──────── Records for this task ────────

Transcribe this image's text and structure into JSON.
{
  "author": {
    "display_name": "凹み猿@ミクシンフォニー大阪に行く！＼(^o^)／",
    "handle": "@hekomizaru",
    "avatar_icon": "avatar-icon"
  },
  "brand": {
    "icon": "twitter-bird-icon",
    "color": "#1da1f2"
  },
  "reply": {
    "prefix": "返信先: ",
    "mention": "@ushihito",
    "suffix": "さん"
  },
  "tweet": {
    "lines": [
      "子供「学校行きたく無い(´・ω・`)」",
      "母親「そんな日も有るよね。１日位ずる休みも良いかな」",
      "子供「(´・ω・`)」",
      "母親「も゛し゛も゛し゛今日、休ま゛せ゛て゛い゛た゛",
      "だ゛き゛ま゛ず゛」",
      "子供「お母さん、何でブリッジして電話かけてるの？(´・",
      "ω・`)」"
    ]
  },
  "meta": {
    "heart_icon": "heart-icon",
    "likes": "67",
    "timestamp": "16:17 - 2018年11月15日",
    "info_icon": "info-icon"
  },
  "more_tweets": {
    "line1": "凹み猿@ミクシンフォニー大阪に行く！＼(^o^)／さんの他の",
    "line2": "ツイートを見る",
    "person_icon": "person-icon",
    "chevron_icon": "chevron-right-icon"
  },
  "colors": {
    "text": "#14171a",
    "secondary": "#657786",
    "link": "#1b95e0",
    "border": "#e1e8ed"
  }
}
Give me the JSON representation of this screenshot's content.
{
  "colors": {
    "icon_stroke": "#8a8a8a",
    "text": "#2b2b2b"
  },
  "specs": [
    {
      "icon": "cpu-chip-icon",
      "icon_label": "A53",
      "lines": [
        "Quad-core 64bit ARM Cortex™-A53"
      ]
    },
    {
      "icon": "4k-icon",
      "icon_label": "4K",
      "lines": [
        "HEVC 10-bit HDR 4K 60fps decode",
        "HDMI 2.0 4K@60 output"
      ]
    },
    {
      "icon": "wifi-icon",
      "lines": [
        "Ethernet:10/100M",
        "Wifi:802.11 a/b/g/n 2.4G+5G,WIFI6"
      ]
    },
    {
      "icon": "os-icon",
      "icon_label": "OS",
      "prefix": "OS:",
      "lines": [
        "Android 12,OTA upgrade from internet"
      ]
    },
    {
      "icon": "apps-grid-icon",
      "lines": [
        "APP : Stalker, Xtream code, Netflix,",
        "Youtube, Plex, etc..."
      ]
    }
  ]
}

────────

**Set task:** Restate each record exactly as written.

**Finished answer:**
Transcribe this image's text and structure into JSON.
{
  "author": {
    "display_name": "凹み猿@ミクシンフォニー大阪に行く！＼(^o^)／",
    "handle": "@hekomizaru",
    "avatar_icon": "avatar-icon"
  },
  "brand": {
    "icon": "twitter-bird-icon",
    "color": "#1da1f2"
  },
  "reply": {
    "prefix": "返信先: ",
    "mention": "@ushihito",
    "suffix": "さん"
  },
  "tweet": {
    "lines": [
      "子供「学校行きたく無い(´・ω・`)」",
      "母親「そんな日も有るよね。１日位ずる休みも良いかな」",
      "子供「(´・ω・`)」",
      "母親「も゛し゛も゛し゛今日、休ま゛せ゛て゛い゛た゛",
      "だ゛き゛ま゛ず゛」",
      "子供「お母さん、何でブリッジして電話かけてるの？(´・",
      "ω・`)」"
    ]
  },
  "meta": {
    "heart_icon": "heart-icon",
    "likes": "67",
    "timestamp": "16:17 - 2018年11月15日",
    "info_icon": "info-icon"
  },
  "more_tweets": {
    "line1": "凹み猿@ミクシンフォニー大阪に行く！＼(^o^)／さんの他の",
    "line2": "ツイートを見る",
    "person_icon": "person-icon",
    "chevron_icon": "chevron-right-icon"
  },
  "colors": {
    "text": "#14171a",
    "secondary": "#657786",
    "link": "#1b95e0",
    "border": "#e1e8ed"
  }
}
Give me the JSON representation of this screenshot's content.
{
  "colors": {
    "icon_stroke": "#8a8a8a",
    "text": "#2b2b2b"
  },
  "specs": [
    {
      "icon": "cpu-chip-icon",
      "icon_label": "A53",
      "lines": [
        "Quad-core 64bit ARM Cortex™-A53"
      ]
    },
    {
      "icon": "4k-icon",
      "icon_label": "4K",
      "lines": [
        "HEVC 10-bit HDR 4K 60fps decode",
        "HDMI 2.0 4K@60 output"
      ]
    },
    {
      "icon": "wifi-icon",
      "lines": [
        "Ethernet:10/100M",
        "Wifi:802.11 a/b/g/n 2.4G+5G,WIFI6"
      ]
    },
    {
      "icon": "os-icon",
      "icon_label": "OS",
      "prefix": "OS:",
      "lines": [
        "Android 12,OTA upgrade from internet"
      ]
    },
    {
      "icon": "apps-grid-icon",
      "lines": [
        "APP : Stalker, Xtream code, Netflix,",
        "Youtube, Plex, etc..."
      ]
    }
  ]
}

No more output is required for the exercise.